# Start of EXTRACTED ENTRIES

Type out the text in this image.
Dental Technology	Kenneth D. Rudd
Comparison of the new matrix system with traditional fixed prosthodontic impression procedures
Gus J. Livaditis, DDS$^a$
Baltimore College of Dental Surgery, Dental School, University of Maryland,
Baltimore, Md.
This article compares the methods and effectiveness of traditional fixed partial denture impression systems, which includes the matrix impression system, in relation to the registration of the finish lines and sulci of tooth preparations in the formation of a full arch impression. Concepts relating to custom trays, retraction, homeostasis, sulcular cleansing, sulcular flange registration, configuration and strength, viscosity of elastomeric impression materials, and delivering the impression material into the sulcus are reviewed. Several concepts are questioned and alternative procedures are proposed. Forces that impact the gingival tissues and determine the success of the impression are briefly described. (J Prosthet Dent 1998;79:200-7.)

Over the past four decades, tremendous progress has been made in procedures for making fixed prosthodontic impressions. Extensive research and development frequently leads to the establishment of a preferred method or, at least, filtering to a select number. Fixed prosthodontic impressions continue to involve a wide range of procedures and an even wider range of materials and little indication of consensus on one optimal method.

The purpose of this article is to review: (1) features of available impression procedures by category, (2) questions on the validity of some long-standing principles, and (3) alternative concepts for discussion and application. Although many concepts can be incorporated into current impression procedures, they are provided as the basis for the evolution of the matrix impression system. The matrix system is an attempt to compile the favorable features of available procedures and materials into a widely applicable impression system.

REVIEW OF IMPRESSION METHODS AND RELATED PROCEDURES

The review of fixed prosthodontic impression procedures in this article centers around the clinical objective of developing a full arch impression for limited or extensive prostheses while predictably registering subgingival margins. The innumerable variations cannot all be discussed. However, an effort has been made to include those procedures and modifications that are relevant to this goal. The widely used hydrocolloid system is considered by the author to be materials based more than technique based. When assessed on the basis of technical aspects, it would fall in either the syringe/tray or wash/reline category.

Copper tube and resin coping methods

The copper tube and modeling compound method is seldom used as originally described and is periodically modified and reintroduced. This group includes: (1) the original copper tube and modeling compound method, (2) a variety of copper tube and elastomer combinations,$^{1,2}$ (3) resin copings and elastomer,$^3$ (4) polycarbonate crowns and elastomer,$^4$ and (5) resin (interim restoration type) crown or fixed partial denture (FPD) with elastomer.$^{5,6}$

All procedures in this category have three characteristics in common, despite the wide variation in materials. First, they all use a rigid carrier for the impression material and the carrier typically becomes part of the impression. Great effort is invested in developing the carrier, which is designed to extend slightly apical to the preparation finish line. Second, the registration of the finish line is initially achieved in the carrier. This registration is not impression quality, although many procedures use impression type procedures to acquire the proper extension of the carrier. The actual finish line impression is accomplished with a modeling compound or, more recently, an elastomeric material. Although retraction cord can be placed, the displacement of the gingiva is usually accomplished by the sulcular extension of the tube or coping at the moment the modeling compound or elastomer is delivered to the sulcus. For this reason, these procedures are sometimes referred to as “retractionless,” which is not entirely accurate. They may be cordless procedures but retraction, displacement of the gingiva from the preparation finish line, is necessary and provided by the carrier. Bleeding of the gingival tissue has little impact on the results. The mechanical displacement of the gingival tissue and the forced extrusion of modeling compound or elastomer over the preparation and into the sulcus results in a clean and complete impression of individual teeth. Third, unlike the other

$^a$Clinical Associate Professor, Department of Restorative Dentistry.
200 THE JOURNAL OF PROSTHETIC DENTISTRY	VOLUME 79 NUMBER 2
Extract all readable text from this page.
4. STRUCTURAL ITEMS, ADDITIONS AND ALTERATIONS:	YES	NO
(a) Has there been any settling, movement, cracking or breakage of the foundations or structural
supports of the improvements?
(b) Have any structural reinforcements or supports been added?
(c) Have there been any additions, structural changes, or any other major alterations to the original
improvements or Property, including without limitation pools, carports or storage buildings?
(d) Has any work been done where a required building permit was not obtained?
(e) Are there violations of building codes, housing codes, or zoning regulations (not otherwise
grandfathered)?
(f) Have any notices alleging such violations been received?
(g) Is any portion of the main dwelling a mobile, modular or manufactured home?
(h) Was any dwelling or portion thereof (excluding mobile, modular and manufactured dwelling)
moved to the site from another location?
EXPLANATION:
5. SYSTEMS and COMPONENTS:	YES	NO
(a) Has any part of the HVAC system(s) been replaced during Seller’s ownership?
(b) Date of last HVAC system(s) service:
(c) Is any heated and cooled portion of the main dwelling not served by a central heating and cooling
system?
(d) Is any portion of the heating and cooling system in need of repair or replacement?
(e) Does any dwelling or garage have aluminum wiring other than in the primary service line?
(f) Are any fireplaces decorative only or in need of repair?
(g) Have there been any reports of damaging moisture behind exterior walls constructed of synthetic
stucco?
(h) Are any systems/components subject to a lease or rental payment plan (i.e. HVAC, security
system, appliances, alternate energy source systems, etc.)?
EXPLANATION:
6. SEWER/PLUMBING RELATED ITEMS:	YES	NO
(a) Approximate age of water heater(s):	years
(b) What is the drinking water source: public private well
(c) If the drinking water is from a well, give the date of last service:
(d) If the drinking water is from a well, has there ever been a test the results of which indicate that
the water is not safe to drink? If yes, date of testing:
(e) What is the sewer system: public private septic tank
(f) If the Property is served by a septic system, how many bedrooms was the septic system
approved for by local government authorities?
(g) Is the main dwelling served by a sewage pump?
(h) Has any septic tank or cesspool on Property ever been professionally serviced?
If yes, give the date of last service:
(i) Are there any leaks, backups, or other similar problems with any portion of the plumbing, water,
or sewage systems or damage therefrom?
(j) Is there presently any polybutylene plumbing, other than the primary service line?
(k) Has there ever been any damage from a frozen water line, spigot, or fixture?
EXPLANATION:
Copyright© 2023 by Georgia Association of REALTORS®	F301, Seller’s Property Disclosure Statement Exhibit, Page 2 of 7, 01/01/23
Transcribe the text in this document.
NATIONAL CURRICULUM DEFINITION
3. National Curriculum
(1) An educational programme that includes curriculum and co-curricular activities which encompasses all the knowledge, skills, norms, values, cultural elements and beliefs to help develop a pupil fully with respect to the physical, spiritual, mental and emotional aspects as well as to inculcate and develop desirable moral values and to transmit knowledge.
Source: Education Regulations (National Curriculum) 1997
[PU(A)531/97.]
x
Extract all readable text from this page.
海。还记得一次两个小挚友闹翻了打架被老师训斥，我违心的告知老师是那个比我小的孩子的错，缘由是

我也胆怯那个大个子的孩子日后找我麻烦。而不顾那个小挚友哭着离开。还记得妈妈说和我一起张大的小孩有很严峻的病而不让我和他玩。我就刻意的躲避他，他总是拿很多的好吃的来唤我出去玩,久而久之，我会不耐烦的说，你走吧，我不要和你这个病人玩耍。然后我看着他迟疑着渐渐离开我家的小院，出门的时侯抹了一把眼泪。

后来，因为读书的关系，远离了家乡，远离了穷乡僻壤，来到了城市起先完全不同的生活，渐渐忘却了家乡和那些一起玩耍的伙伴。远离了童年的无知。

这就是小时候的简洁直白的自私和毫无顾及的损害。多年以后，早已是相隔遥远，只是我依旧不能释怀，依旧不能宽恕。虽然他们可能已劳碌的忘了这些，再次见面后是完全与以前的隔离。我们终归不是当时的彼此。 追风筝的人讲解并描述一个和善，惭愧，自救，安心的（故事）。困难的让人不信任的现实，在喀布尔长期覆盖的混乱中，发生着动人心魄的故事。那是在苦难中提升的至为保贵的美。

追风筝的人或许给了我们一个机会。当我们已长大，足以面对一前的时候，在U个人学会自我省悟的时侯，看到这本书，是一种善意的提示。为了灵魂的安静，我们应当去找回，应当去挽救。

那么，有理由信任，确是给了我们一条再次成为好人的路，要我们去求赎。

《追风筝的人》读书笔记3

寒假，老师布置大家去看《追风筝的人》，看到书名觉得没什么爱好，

# End of EXTRACTED ENTRIES

From the data above, extract every line in its exact form.

Type out the text in this image.
Dental Technology	Kenneth D. Rudd
Comparison of the new matrix system with traditional fixed prosthodontic impression procedures
Gus J. Livaditis, DDS$^a$
Baltimore College of Dental Surgery, Dental School, University of Maryland,
Baltimore, Md.
This article compares the methods and effectiveness of traditional fixed partial denture impression systems, which includes the matrix impression system, in relation to the registration of the finish lines and sulci of tooth preparations in the formation of a full arch impression. Concepts relating to custom trays, retraction, homeostasis, sulcular cleansing, sulcular flange registration, configuration and strength, viscosity of elastomeric impression materials, and delivering the impression material into the sulcus are reviewed. Several concepts are questioned and alternative procedures are proposed. Forces that impact the gingival tissues and determine the success of the impression are briefly described. (J Prosthet Dent 1998;79:200-7.)

Over the past four decades, tremendous progress has been made in procedures for making fixed prosthodontic impressions. Extensive research and development frequently leads to the establishment of a preferred method or, at least, filtering to a select number. Fixed prosthodontic impressions continue to involve a wide range of procedures and an even wider range of materials and little indication of consensus on one optimal method.

The purpose of this article is to review: (1) features of available impression procedures by category, (2) questions on the validity of some long-standing principles, and (3) alternative concepts for discussion and application. Although many concepts can be incorporated into current impression procedures, they are provided as the basis for the evolution of the matrix impression system. The matrix system is an attempt to compile the favorable features of available procedures and materials into a widely applicable impression system.

REVIEW OF IMPRESSION METHODS AND RELATED PROCEDURES

The review of fixed prosthodontic impression procedures in this article centers around the clinical objective of developing a full arch impression for limited or extensive prostheses while predictably registering subgingival margins. The innumerable variations cannot all be discussed. However, an effort has been made to include those procedures and modifications that are relevant to this goal. The widely used hydrocolloid system is considered by the author to be materials based more than technique based. When assessed on the basis of technical aspects, it would fall in either the syringe/tray or wash/reline category.

Copper tube and resin coping methods

The copper tube and modeling compound method is seldom used as originally described and is periodically modified and reintroduced. This group includes: (1) the original copper tube and modeling compound method, (2) a variety of copper tube and elastomer combinations,$^{1,2}$ (3) resin copings and elastomer,$^3$ (4) polycarbonate crowns and elastomer,$^4$ and (5) resin (interim restoration type) crown or fixed partial denture (FPD) with elastomer.$^{5,6}$

All procedures in this category have three characteristics in common, despite the wide variation in materials. First, they all use a rigid carrier for the impression material and the carrier typically becomes part of the impression. Great effort is invested in developing the carrier, which is designed to extend slightly apical to the preparation finish line. Second, the registration of the finish line is initially achieved in the carrier. This registration is not impression quality, although many procedures use impression type procedures to acquire the proper extension of the carrier. The actual finish line impression is accomplished with a modeling compound or, more recently, an elastomeric material. Although retraction cord can be placed, the displacement of the gingiva is usually accomplished by the sulcular extension of the tube or coping at the moment the modeling compound or elastomer is delivered to the sulcus. For this reason, these procedures are sometimes referred to as “retractionless,” which is not entirely accurate. They may be cordless procedures but retraction, displacement of the gingiva from the preparation finish line, is necessary and provided by the carrier. Bleeding of the gingival tissue has little impact on the results. The mechanical displacement of the gingival tissue and the forced extrusion of modeling compound or elastomer over the preparation and into the sulcus results in a clean and complete impression of individual teeth. Third, unlike the other

$^a$Clinical Associate Professor, Department of Restorative Dentistry.
200 THE JOURNAL OF PROSTHETIC DENTISTRY	VOLUME 79 NUMBER 2
Extract all readable text from this page.
4. STRUCTURAL ITEMS, ADDITIONS AND ALTERATIONS:	YES	NO
(a) Has there been any settling, movement, cracking or breakage of the foundations or structural
supports of the improvements?
(b) Have any structural reinforcements or supports been added?
(c) Have there been any additions, structural changes, or any other major alterations to the original
improvements or Property, including without limitation pools, carports or storage buildings?
(d) Has any work been done where a required building permit was not obtained?
(e) Are there violations of building codes, housing codes, or zoning regulations (not otherwise
grandfathered)?
(f) Have any notices alleging such violations been received?
(g) Is any portion of the main dwelling a mobile, modular or manufactured home?
(h) Was any dwelling or portion thereof (excluding mobile, modular and manufactured dwelling)
moved to the site from another location?
EXPLANATION:
5. SYSTEMS and COMPONENTS:	YES	NO
(a) Has any part of the HVAC system(s) been replaced during Seller’s ownership?
(b) Date of last HVAC system(s) service:
(c) Is any heated and cooled portion of the main dwelling not served by a central heating and cooling
system?
(d) Is any portion of the heating and cooling system in need of repair or replacement?
(e) Does any dwelling or garage have aluminum wiring other than in the primary service line?
(f) Are any fireplaces decorative only or in need of repair?
(g) Have there been any reports of damaging moisture behind exterior walls constructed of synthetic
stucco?
(h) Are any systems/components subject to a lease or rental payment plan (i.e. HVAC, security
system, appliances, alternate energy source systems, etc.)?
EXPLANATION:
6. SEWER/PLUMBING RELATED ITEMS:	YES	NO
(a) Approximate age of water heater(s):	years
(b) What is the drinking water source: public private well
(c) If the drinking water is from a well, give the date of last service:
(d) If the drinking water is from a well, has there ever been a test the results of which indicate that
the water is not safe to drink? If yes, date of testing:
(e) What is the sewer system: public private septic tank
(f) If the Property is served by a septic system, how many bedrooms was the septic system
approved for by local government authorities?
(g) Is the main dwelling served by a sewage pump?
(h) Has any septic tank or cesspool on Property ever been professionally serviced?
If yes, give the date of last service:
(i) Are there any leaks, backups, or other similar problems with any portion of the plumbing, water,
or sewage systems or damage therefrom?
(j) Is there presently any polybutylene plumbing, other than the primary service line?
(k) Has there ever been any damage from a frozen water line, spigot, or fixture?
EXPLANATION:
Copyright© 2023 by Georgia Association of REALTORS®	F301, Seller’s Property Disclosure Statement Exhibit, Page 2 of 7, 01/01/23
Transcribe the text in this document.
NATIONAL CURRICULUM DEFINITION
3. National Curriculum
(1) An educational programme that includes curriculum and co-curricular activities which encompasses all the knowledge, skills, norms, values, cultural elements and beliefs to help develop a pupil fully with respect to the physical, spiritual, mental and emotional aspects as well as to inculcate and develop desirable moral values and to transmit knowledge.
Source: Education Regulations (National Curriculum) 1997
[PU(A)531/97.]
x
Extract all readable text from this page.
海。还记得一次两个小挚友闹翻了打架被老师训斥，我违心的告知老师是那个比我小的孩子的错，缘由是

我也胆怯那个大个子的孩子日后找我麻烦。而不顾那个小挚友哭着离开。还记得妈妈说和我一起张大的小孩有很严峻的病而不让我和他玩。我就刻意的躲避他，他总是拿很多的好吃的来唤我出去玩,久而久之，我会不耐烦的说，你走吧，我不要和你这个病人玩耍。然后我看着他迟疑着渐渐离开我家的小院，出门的时侯抹了一把眼泪。

后来，因为读书的关系，远离了家乡，远离了穷乡僻壤，来到了城市起先完全不同的生活，渐渐忘却了家乡和那些一起玩耍的伙伴。远离了童年的无知。

这就是小时候的简洁直白的自私和毫无顾及的损害。多年以后，早已是相隔遥远，只是我依旧不能释怀，依旧不能宽恕。虽然他们可能已劳碌的忘了这些，再次见面后是完全与以前的隔离。我们终归不是当时的彼此。 追风筝的人讲解并描述一个和善，惭愧，自救，安心的（故事）。困难的让人不信任的现实，在喀布尔长期覆盖的混乱中，发生着动人心魄的故事。那是在苦难中提升的至为保贵的美。

追风筝的人或许给了我们一个机会。当我们已长大，足以面对一前的时候，在U个人学会自我省悟的时侯，看到这本书，是一种善意的提示。为了灵魂的安静，我们应当去找回，应当去挽救。

那么，有理由信任，确是给了我们一条再次成为好人的路，要我们去求赎。

《追风筝的人》读书笔记3

寒假，老师布置大家去看《追风筝的人》，看到书名觉得没什么爱好，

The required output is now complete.